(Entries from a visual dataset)
::::
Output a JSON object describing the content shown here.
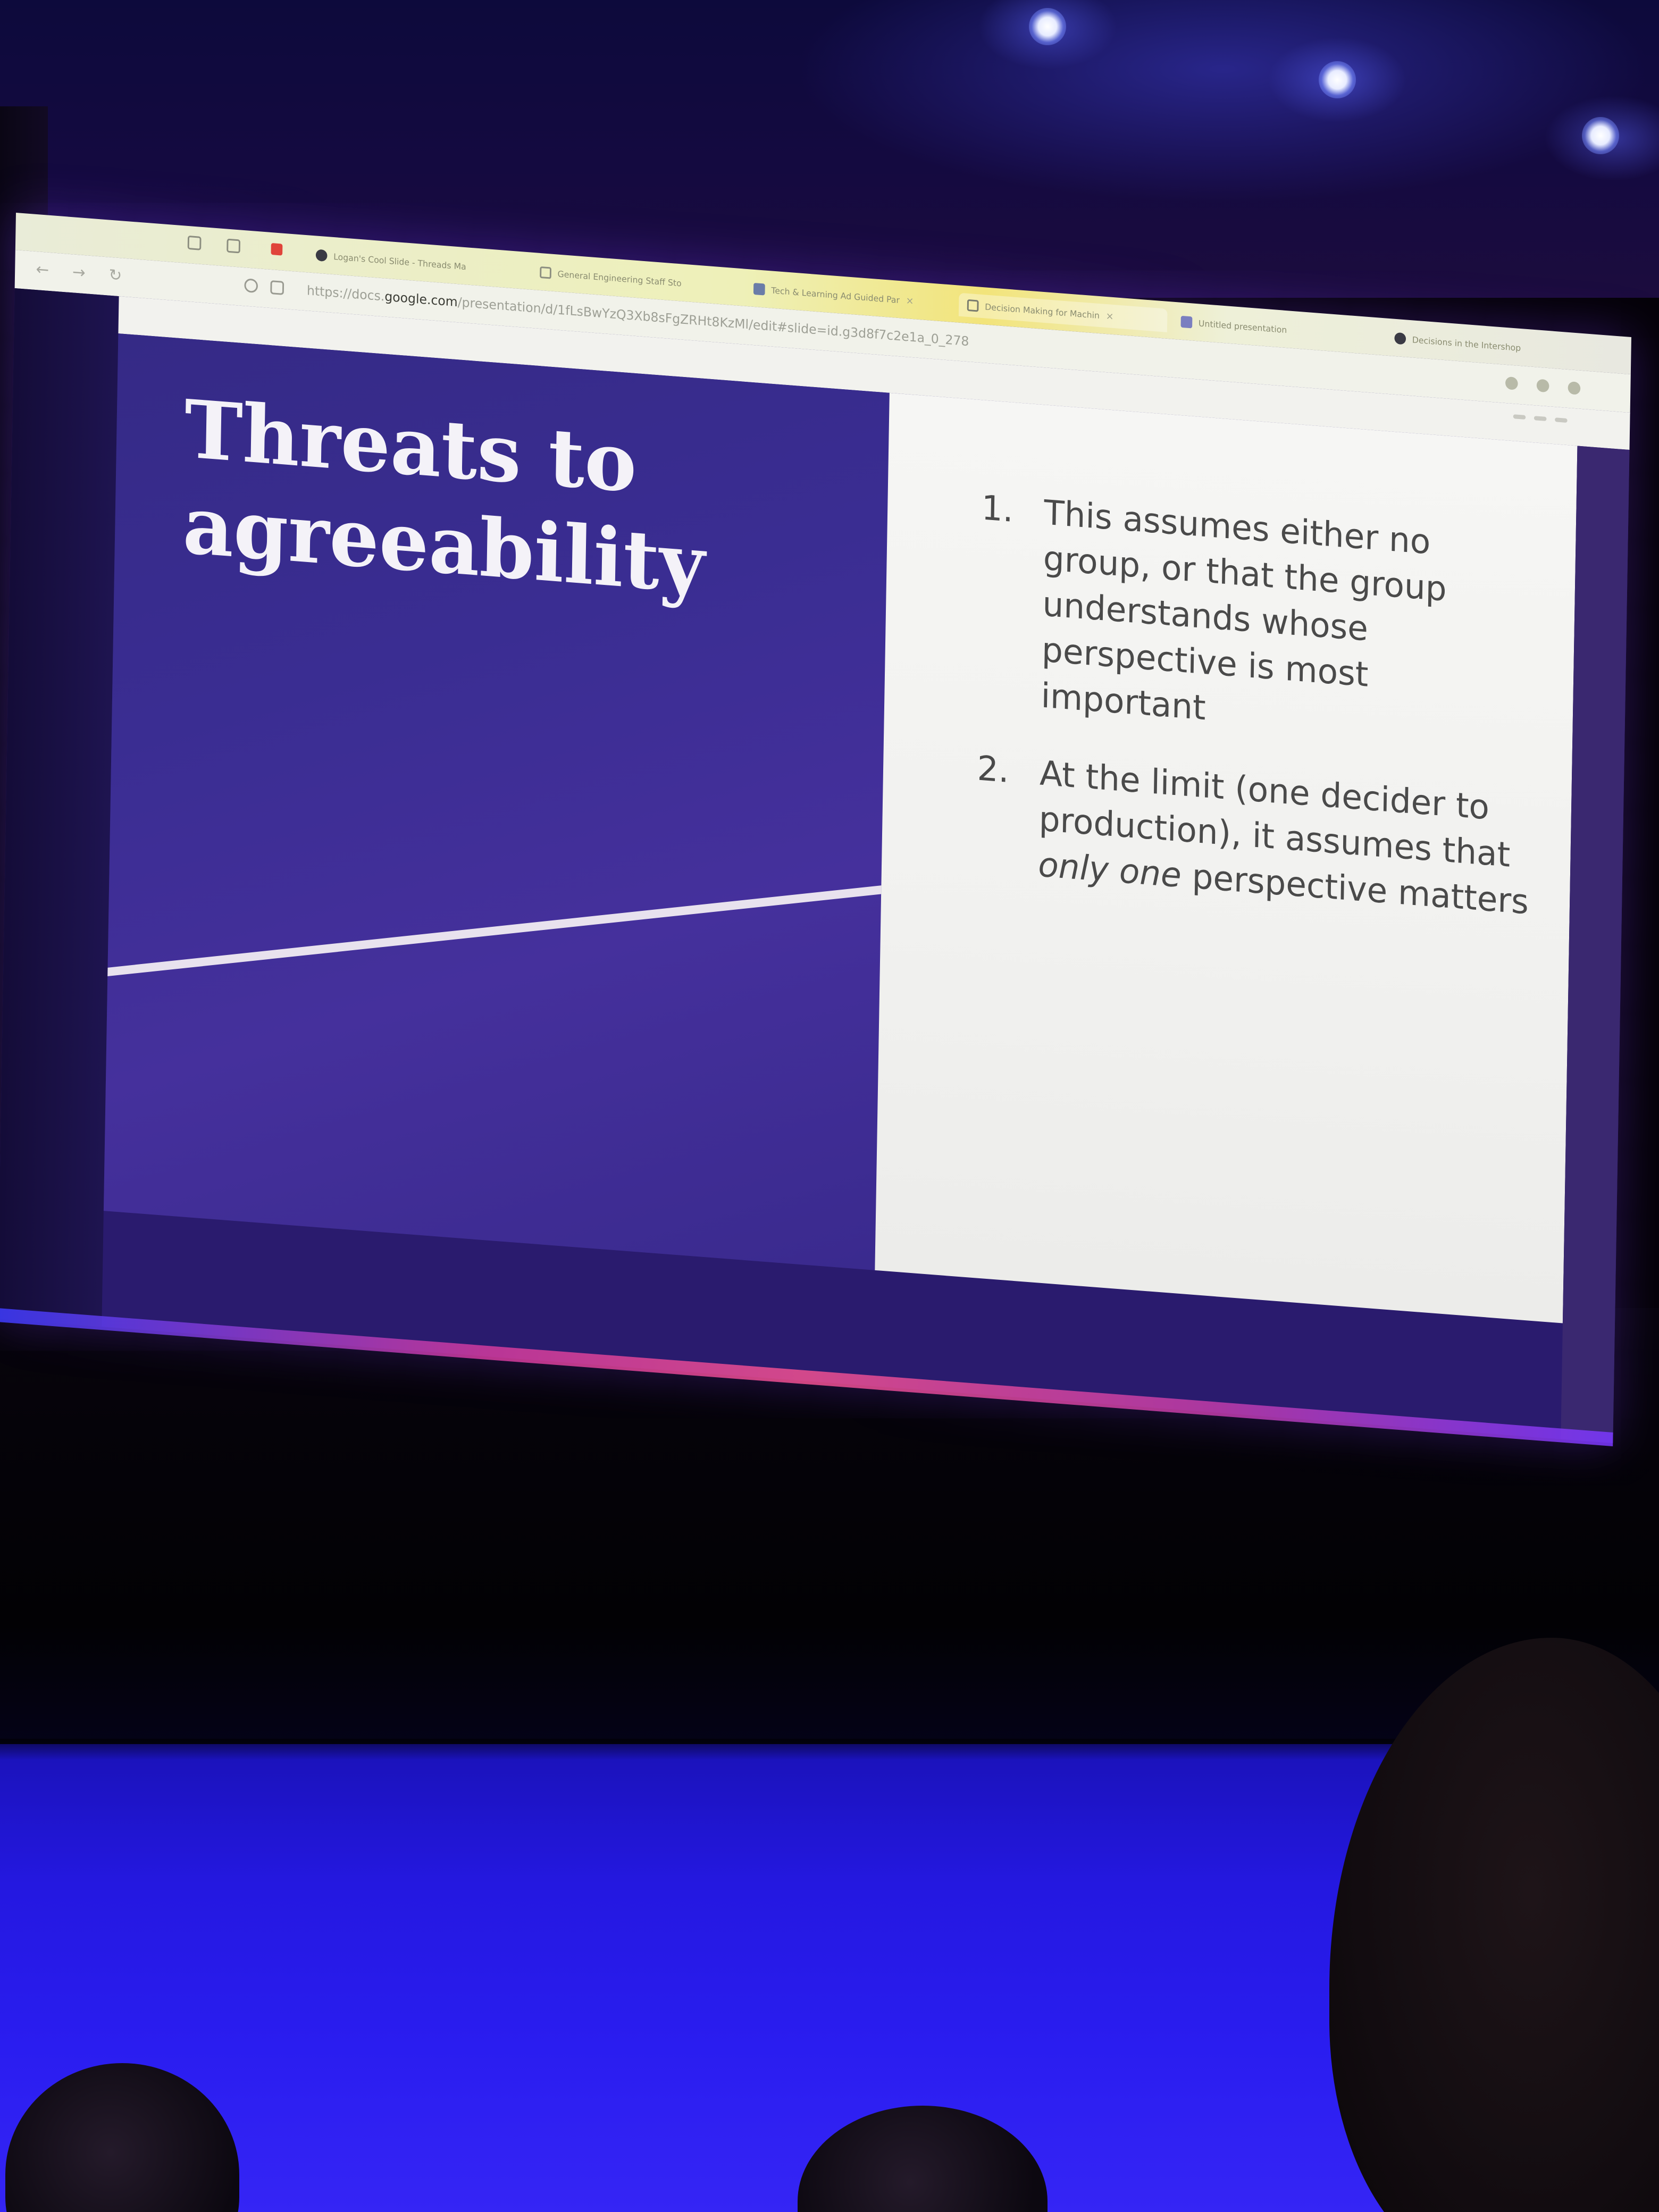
{
  "browser": {
    "tabs": [
      {
        "label": "Logan's Cool Slide - Threads Ma",
        "icon": "globe-icon"
      },
      {
        "label": "General Engineering Staff Sto",
        "icon": "doc-icon"
      },
      {
        "label": "Tech & Learning Ad Guided Par",
        "icon": "doc-icon"
      },
      {
        "label": "Decision Making for Machin",
        "icon": "slides-icon"
      },
      {
        "label": "Untitled presentation",
        "icon": "slides-icon"
      },
      {
        "label": "Decisions in the Intershop",
        "icon": "doc-icon"
      }
    ],
    "url_prefix": "https://docs.",
    "url_host": "google.com",
    "url_path": "/presentation/d/1fLsBwYzQ3Xb8sFgZRHt8KzMl/edit#slide=id.g3d8f7c2e1a_0_278"
  },
  "slide": {
    "title_lines": [
      "Threats to",
      "agreeability"
    ],
    "items": [
      {
        "number": "1.",
        "text": "This assumes either no group, or that the group understands whose perspective is most important"
      },
      {
        "number": "2.",
        "text_before": "At the limit (one decider to production), it assumes that ",
        "text_emphasis": "only one",
        "text_after": " perspective matters"
      }
    ]
  },
  "colors": {
    "slide_left_background": "#3a2d92",
    "slide_right_background": "#f4f4f2",
    "title_color": "#f4f2f8",
    "body_text_color": "#4a4a4a",
    "stage_floor": "#2a1df0",
    "browser_tabbar_accent": "#f2e47a"
  }
}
::::
Find the string "assumes" in the listing and return every line that holds it.

▸ RESPONSE:
        "text": "This assumes either no group, or that the group understands whose perspective is most important"
        "text_before": "At the limit (one decider to production), it assumes that ",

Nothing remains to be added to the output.